■ **Stored data**
※ ※ ※

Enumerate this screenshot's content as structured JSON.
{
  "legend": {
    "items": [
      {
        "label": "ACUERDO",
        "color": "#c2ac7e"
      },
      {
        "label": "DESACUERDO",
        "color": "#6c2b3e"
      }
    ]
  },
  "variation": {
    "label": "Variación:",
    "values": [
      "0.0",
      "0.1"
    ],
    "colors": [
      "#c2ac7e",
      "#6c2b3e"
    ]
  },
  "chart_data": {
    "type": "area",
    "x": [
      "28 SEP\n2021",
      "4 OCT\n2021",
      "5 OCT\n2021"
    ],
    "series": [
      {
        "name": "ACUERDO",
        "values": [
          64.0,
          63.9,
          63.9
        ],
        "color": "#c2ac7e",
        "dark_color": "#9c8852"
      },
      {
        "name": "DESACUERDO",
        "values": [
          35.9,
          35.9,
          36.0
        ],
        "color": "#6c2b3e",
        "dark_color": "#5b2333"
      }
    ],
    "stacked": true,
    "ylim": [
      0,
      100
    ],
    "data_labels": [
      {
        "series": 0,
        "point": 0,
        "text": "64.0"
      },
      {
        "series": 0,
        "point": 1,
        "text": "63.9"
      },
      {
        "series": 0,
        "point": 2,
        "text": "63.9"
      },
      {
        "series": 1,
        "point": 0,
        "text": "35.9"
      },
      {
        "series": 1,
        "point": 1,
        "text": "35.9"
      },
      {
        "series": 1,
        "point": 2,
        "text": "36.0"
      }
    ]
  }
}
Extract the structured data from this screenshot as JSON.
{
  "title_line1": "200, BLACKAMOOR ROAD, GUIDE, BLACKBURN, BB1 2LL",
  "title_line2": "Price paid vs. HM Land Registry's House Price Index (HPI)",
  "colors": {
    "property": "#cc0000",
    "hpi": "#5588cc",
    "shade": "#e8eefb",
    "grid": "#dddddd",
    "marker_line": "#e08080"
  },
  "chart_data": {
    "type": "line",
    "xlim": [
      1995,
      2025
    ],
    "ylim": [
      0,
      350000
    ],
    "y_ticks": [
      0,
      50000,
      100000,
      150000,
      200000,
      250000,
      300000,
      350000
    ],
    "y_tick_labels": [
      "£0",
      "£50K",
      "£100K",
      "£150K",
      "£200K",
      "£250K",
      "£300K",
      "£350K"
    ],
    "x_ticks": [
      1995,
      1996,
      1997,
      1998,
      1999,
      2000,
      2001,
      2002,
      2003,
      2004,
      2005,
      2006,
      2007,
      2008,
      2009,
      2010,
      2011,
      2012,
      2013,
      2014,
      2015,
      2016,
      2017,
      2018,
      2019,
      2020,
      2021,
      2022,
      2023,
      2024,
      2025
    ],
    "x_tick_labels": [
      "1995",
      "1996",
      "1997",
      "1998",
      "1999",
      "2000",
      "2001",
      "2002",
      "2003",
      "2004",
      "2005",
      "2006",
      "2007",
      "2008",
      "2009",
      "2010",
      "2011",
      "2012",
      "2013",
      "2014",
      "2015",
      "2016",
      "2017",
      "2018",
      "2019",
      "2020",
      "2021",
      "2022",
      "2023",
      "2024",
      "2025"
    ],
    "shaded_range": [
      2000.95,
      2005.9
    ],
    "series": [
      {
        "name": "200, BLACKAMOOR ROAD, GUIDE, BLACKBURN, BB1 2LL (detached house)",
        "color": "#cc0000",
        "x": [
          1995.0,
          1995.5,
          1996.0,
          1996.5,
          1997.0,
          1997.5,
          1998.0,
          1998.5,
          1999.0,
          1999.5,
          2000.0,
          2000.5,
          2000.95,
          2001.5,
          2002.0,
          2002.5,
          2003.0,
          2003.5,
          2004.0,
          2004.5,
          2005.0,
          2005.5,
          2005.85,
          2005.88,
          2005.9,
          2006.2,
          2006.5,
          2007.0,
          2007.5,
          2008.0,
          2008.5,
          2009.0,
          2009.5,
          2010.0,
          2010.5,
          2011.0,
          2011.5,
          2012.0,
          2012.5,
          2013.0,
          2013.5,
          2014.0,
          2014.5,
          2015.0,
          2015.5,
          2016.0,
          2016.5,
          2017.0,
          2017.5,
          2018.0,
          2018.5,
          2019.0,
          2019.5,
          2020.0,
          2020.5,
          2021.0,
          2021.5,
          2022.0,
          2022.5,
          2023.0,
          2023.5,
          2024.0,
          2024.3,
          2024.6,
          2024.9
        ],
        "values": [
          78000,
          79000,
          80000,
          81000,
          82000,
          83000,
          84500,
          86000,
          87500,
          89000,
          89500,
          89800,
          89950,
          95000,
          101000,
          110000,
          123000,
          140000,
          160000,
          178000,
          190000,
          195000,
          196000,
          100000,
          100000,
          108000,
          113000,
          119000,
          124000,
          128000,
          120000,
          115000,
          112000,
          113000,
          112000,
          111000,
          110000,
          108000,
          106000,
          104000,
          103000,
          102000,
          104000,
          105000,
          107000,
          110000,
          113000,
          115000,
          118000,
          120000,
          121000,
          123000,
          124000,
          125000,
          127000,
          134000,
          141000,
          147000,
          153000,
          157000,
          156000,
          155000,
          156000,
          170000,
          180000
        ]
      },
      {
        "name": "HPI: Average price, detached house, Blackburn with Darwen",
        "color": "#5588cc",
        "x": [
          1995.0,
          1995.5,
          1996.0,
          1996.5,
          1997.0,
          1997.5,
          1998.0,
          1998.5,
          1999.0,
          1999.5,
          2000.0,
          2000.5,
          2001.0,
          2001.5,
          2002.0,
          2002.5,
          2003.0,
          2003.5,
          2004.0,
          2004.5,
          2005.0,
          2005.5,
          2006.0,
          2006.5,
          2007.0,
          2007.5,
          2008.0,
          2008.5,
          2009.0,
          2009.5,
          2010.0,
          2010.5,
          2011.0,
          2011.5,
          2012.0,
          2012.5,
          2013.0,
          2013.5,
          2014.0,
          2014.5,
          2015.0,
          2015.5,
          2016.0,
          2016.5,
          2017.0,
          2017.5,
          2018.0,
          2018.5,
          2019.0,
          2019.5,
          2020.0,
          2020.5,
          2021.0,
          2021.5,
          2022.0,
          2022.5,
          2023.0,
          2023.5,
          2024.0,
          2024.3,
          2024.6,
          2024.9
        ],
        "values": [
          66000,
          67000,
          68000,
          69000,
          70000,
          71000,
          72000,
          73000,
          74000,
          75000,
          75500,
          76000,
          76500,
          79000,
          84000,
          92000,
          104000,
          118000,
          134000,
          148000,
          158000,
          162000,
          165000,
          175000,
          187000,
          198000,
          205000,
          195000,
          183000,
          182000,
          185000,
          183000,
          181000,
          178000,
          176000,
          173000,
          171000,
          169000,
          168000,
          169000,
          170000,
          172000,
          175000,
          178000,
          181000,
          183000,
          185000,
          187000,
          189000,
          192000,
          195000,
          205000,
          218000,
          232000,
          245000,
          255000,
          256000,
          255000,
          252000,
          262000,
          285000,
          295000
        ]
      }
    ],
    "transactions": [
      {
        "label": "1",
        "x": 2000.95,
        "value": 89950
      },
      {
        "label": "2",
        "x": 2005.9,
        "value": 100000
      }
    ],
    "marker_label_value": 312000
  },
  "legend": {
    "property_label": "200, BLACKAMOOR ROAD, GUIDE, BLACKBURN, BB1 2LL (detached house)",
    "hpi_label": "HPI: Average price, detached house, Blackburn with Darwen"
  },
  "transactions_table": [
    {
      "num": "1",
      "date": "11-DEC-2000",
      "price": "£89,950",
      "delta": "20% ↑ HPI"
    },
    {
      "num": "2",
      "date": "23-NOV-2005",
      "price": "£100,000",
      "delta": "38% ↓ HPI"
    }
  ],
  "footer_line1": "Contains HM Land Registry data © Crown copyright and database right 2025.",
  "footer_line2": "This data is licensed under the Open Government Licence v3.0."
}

※ ※ ※

■ **Aim of the task**
The entries above should be repeated exactly, every one of them.

■ **Finished answer**
Enumerate this screenshot's content as structured JSON.
{
  "legend": {
    "items": [
      {
        "label": "ACUERDO",
        "color": "#c2ac7e"
      },
      {
        "label": "DESACUERDO",
        "color": "#6c2b3e"
      }
    ]
  },
  "variation": {
    "label": "Variación:",
    "values": [
      "0.0",
      "0.1"
    ],
    "colors": [
      "#c2ac7e",
      "#6c2b3e"
    ]
  },
  "chart_data": {
    "type": "area",
    "x": [
      "28 SEP\n2021",
      "4 OCT\n2021",
      "5 OCT\n2021"
    ],
    "series": [
      {
        "name": "ACUERDO",
        "values": [
          64.0,
          63.9,
          63.9
        ],
        "color": "#c2ac7e",
        "dark_color": "#9c8852"
      },
      {
        "name": "DESACUERDO",
        "values": [
          35.9,
          35.9,
          36.0
        ],
        "color": "#6c2b3e",
        "dark_color": "#5b2333"
      }
    ],
    "stacked": true,
    "ylim": [
      0,
      100
    ],
    "data_labels": [
      {
        "series": 0,
        "point": 0,
        "text": "64.0"
      },
      {
        "series": 0,
        "point": 1,
        "text": "63.9"
      },
      {
        "series": 0,
        "point": 2,
        "text": "63.9"
      },
      {
        "series": 1,
        "point": 0,
        "text": "35.9"
      },
      {
        "series": 1,
        "point": 1,
        "text": "35.9"
      },
      {
        "series": 1,
        "point": 2,
        "text": "36.0"
      }
    ]
  }
}
Extract the structured data from this screenshot as JSON.
{
  "title_line1": "200, BLACKAMOOR ROAD, GUIDE, BLACKBURN, BB1 2LL",
  "title_line2": "Price paid vs. HM Land Registry's House Price Index (HPI)",
  "colors": {
    "property": "#cc0000",
    "hpi": "#5588cc",
    "shade": "#e8eefb",
    "grid": "#dddddd",
    "marker_line": "#e08080"
  },
  "chart_data": {
    "type": "line",
    "xlim": [
      1995,
      2025
    ],
    "ylim": [
      0,
      350000
    ],
    "y_ticks": [
      0,
      50000,
      100000,
      150000,
      200000,
      250000,
      300000,
      350000
    ],
    "y_tick_labels": [
      "£0",
      "£50K",
      "£100K",
      "£150K",
      "£200K",
      "£250K",
      "£300K",
      "£350K"
    ],
    "x_ticks": [
      1995,
      1996,
      1997,
      1998,
      1999,
      2000,
      2001,
      2002,
      2003,
      2004,
      2005,
      2006,
      2007,
      2008,
      2009,
      2010,
      2011,
      2012,
      2013,
      2014,
      2015,
      2016,
      2017,
      2018,
      2019,
      2020,
      2021,
      2022,
      2023,
      2024,
      2025
    ],
    "x_tick_labels": [
      "1995",
      "1996",
      "1997",
      "1998",
      "1999",
      "2000",
      "2001",
      "2002",
      "2003",
      "2004",
      "2005",
      "2006",
      "2007",
      "2008",
      "2009",
      "2010",
      "2011",
      "2012",
      "2013",
      "2014",
      "2015",
      "2016",
      "2017",
      "2018",
      "2019",
      "2020",
      "2021",
      "2022",
      "2023",
      "2024",
      "2025"
    ],
    "shaded_range": [
      2000.95,
      2005.9
    ],
    "series": [
      {
        "name": "200, BLACKAMOOR ROAD, GUIDE, BLACKBURN, BB1 2LL (detached house)",
        "color": "#cc0000",
        "x": [
          1995.0,
          1995.5,
          1996.0,
          1996.5,
          1997.0,
          1997.5,
          1998.0,
          1998.5,
          1999.0,
          1999.5,
          2000.0,
          2000.5,
          2000.95,
          2001.5,
          2002.0,
          2002.5,
          2003.0,
          2003.5,
          2004.0,
          2004.5,
          2005.0,
          2005.5,
          2005.85,
          2005.88,
          2005.9,
          2006.2,
          2006.5,
          2007.0,
          2007.5,
          2008.0,
          2008.5,
          2009.0,
          2009.5,
          2010.0,
          2010.5,
          2011.0,
          2011.5,
          2012.0,
          2012.5,
          2013.0,
          2013.5,
          2014.0,
          2014.5,
          2015.0,
          2015.5,
          2016.0,
          2016.5,
          2017.0,
          2017.5,
          2018.0,
          2018.5,
          2019.0,
          2019.5,
          2020.0,
          2020.5,
          2021.0,
          2021.5,
          2022.0,
          2022.5,
          2023.0,
          2023.5,
          2024.0,
          2024.3,
          2024.6,
          2024.9
        ],
        "values": [
          78000,
          79000,
          80000,
          81000,
          82000,
          83000,
          84500,
          86000,
          87500,
          89000,
          89500,
          89800,
          89950,
          95000,
          101000,
          110000,
          123000,
          140000,
          160000,
          178000,
          190000,
          195000,
          196000,
          100000,
          100000,
          108000,
          113000,
          119000,
          124000,
          128000,
          120000,
          115000,
          112000,
          113000,
          112000,
          111000,
          110000,
          108000,
          106000,
          104000,
          103000,
          102000,
          104000,
          105000,
          107000,
          110000,
          113000,
          115000,
          118000,
          120000,
          121000,
          123000,
          124000,
          125000,
          127000,
          134000,
          141000,
          147000,
          153000,
          157000,
          156000,
          155000,
          156000,
          170000,
          180000
        ]
      },
      {
        "name": "HPI: Average price, detached house, Blackburn with Darwen",
        "color": "#5588cc",
        "x": [
          1995.0,
          1995.5,
          1996.0,
          1996.5,
          1997.0,
          1997.5,
          1998.0,
          1998.5,
          1999.0,
          1999.5,
          2000.0,
          2000.5,
          2001.0,
          2001.5,
          2002.0,
          2002.5,
          2003.0,
          2003.5,
          2004.0,
          2004.5,
          2005.0,
          2005.5,
          2006.0,
          2006.5,
          2007.0,
          2007.5,
          2008.0,
          2008.5,
          2009.0,
          2009.5,
          2010.0,
          2010.5,
          2011.0,
          2011.5,
          2012.0,
          2012.5,
          2013.0,
          2013.5,
          2014.0,
          2014.5,
          2015.0,
          2015.5,
          2016.0,
          2016.5,
          2017.0,
          2017.5,
          2018.0,
          2018.5,
          2019.0,
          2019.5,
          2020.0,
          2020.5,
          2021.0,
          2021.5,
          2022.0,
          2022.5,
          2023.0,
          2023.5,
          2024.0,
          2024.3,
          2024.6,
          2024.9
        ],
        "values": [
          66000,
          67000,
          68000,
          69000,
          70000,
          71000,
          72000,
          73000,
          74000,
          75000,
          75500,
          76000,
          76500,
          79000,
          84000,
          92000,
          104000,
          118000,
          134000,
          148000,
          158000,
          162000,
          165000,
          175000,
          187000,
          198000,
          205000,
          195000,
          183000,
          182000,
          185000,
          183000,
          181000,
          178000,
          176000,
          173000,
          171000,
          169000,
          168000,
          169000,
          170000,
          172000,
          175000,
          178000,
          181000,
          183000,
          185000,
          187000,
          189000,
          192000,
          195000,
          205000,
          218000,
          232000,
          245000,
          255000,
          256000,
          255000,
          252000,
          262000,
          285000,
          295000
        ]
      }
    ],
    "transactions": [
      {
        "label": "1",
        "x": 2000.95,
        "value": 89950
      },
      {
        "label": "2",
        "x": 2005.9,
        "value": 100000
      }
    ],
    "marker_label_value": 312000
  },
  "legend": {
    "property_label": "200, BLACKAMOOR ROAD, GUIDE, BLACKBURN, BB1 2LL (detached house)",
    "hpi_label": "HPI: Average price, detached house, Blackburn with Darwen"
  },
  "transactions_table": [
    {
      "num": "1",
      "date": "11-DEC-2000",
      "price": "£89,950",
      "delta": "20% ↑ HPI"
    },
    {
      "num": "2",
      "date": "23-NOV-2005",
      "price": "£100,000",
      "delta": "38% ↓ HPI"
    }
  ],
  "footer_line1": "Contains HM Land Registry data © Crown copyright and database right 2025.",
  "footer_line2": "This data is licensed under the Open Government Licence v3.0."
}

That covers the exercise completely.